■ **Required work**
Select every line below containing the word "единичной".

[BEGIN]

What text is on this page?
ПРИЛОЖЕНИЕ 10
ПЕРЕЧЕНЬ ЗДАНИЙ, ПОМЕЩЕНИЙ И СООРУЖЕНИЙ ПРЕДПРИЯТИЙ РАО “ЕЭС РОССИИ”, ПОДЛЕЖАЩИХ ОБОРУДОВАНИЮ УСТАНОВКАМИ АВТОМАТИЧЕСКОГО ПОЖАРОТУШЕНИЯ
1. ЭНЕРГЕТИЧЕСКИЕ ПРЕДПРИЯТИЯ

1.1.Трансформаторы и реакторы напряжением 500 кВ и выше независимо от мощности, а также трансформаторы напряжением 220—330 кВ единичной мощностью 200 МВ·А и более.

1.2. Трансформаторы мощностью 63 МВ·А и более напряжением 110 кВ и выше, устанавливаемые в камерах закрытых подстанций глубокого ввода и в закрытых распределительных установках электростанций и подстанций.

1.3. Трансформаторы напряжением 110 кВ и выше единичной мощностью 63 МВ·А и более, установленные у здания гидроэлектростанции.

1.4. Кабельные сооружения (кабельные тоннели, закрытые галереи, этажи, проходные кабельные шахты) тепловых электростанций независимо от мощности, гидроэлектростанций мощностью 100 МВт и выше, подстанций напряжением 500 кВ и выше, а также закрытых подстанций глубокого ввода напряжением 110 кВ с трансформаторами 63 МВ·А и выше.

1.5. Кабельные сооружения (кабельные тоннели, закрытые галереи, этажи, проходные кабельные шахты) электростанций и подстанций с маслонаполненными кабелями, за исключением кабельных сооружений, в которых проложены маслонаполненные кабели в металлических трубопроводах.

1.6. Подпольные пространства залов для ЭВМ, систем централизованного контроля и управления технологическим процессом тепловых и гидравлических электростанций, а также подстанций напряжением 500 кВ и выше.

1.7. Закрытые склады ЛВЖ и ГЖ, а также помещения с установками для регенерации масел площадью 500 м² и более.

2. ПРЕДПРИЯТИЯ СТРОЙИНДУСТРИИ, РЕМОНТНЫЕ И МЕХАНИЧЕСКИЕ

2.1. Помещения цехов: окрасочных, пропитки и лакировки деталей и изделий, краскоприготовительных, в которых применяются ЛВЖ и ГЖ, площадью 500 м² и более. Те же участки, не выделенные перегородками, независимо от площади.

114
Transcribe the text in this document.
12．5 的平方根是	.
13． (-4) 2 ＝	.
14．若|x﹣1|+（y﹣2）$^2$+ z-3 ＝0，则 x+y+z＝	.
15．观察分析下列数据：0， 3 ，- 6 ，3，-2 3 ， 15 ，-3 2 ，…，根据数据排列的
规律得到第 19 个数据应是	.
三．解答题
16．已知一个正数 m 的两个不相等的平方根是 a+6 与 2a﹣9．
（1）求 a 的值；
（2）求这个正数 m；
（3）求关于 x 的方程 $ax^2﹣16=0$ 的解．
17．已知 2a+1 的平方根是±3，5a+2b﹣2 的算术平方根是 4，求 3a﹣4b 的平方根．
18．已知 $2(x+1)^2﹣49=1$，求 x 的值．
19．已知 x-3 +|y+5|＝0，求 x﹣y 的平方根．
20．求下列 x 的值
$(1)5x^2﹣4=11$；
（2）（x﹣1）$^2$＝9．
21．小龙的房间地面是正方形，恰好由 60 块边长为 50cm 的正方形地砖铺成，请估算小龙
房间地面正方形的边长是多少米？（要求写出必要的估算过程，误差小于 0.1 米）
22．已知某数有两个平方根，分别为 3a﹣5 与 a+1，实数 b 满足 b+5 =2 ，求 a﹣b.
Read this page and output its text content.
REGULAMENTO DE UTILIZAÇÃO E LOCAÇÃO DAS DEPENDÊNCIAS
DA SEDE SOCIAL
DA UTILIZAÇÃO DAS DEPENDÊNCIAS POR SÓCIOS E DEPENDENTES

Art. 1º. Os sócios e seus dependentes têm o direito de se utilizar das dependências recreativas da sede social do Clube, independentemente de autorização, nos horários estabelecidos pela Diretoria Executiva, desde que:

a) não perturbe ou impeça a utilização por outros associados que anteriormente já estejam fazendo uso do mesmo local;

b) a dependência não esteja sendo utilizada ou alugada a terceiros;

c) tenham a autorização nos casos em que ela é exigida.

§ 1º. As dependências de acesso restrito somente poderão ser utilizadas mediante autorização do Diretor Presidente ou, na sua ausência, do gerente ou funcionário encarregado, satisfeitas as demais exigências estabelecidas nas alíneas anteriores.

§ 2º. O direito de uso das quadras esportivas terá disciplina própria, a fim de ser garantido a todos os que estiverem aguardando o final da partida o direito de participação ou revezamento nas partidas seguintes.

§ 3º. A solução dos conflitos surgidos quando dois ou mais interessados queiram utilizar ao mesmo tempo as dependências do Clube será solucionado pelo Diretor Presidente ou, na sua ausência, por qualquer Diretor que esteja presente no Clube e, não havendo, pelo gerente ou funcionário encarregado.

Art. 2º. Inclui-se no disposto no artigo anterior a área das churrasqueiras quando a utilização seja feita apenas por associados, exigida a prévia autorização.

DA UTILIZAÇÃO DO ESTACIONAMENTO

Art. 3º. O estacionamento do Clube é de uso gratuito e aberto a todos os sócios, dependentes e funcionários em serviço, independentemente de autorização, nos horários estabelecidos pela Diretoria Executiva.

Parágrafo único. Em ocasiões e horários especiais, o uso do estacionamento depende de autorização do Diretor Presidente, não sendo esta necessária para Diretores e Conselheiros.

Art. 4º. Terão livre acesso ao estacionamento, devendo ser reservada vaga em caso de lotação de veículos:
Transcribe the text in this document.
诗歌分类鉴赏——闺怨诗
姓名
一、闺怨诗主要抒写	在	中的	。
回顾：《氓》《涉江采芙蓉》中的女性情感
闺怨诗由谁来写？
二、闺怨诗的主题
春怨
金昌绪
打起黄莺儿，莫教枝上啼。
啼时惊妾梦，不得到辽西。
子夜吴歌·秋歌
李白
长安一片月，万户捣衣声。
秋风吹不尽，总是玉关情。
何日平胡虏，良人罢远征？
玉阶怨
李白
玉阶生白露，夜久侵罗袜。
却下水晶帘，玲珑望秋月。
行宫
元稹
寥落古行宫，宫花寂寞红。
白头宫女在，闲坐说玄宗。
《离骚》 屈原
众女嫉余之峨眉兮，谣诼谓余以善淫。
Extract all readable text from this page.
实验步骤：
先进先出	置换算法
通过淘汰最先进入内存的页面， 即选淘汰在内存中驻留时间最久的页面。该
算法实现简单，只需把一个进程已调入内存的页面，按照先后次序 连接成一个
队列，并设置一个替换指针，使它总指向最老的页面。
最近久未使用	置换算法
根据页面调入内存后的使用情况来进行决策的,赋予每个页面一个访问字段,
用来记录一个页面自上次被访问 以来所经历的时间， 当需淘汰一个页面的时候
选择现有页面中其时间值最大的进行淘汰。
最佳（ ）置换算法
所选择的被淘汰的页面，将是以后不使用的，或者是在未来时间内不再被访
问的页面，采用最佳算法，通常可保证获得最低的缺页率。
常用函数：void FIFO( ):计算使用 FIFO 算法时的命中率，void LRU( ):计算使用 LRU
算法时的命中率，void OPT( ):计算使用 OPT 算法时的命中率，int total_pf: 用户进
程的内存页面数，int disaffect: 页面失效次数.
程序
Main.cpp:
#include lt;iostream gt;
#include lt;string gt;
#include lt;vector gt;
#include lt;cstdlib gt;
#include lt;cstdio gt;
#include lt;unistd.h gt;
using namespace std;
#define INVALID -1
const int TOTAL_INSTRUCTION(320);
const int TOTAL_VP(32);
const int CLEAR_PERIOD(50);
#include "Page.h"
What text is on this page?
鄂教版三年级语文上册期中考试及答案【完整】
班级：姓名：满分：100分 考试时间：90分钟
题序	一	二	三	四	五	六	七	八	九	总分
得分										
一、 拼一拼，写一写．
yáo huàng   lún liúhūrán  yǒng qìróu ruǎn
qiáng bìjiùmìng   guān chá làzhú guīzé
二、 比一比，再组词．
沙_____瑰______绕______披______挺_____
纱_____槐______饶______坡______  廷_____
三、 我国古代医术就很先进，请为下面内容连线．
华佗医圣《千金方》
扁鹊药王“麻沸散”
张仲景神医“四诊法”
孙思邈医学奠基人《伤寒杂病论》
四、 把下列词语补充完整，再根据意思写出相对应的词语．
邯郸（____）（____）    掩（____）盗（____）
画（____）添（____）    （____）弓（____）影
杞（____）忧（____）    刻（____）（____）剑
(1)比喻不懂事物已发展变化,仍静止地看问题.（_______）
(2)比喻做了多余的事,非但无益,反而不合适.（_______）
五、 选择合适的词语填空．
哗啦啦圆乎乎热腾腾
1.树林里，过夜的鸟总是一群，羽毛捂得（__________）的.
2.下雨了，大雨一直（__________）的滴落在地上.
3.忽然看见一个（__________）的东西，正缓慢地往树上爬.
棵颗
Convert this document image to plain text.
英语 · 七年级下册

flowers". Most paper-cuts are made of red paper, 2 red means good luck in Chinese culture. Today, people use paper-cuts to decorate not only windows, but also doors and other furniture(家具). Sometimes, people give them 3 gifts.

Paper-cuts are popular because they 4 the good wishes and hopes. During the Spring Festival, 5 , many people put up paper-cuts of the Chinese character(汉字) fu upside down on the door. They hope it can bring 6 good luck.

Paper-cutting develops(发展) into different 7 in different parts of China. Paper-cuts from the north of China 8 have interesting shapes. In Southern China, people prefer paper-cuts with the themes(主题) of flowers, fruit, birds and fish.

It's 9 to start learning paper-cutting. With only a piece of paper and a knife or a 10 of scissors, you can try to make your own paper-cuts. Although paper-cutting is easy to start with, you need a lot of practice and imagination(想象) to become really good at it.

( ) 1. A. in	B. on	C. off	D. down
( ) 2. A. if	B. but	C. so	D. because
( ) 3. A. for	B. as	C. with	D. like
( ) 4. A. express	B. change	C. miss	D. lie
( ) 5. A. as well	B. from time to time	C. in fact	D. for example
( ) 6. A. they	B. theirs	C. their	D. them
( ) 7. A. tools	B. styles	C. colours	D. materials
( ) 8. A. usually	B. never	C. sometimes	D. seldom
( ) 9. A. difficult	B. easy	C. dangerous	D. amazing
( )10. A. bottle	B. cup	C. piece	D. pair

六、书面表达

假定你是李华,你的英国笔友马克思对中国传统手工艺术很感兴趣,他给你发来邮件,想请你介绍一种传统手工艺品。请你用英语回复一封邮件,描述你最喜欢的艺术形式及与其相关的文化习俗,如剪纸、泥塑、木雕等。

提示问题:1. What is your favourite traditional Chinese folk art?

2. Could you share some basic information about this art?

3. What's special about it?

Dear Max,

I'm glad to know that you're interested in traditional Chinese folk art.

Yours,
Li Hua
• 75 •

[END]

■ **Result for this exercise**
1.1.Трансформаторы и реакторы напряжением 500 кВ и выше независимо от мощности, а также трансформаторы напряжением 220—330 кВ единичной мощностью 200 МВ·А и более.
1.3. Трансформаторы напряжением 110 кВ и выше единичной мощностью 63 МВ·А и более, установленные у здания гидроэлектростанции.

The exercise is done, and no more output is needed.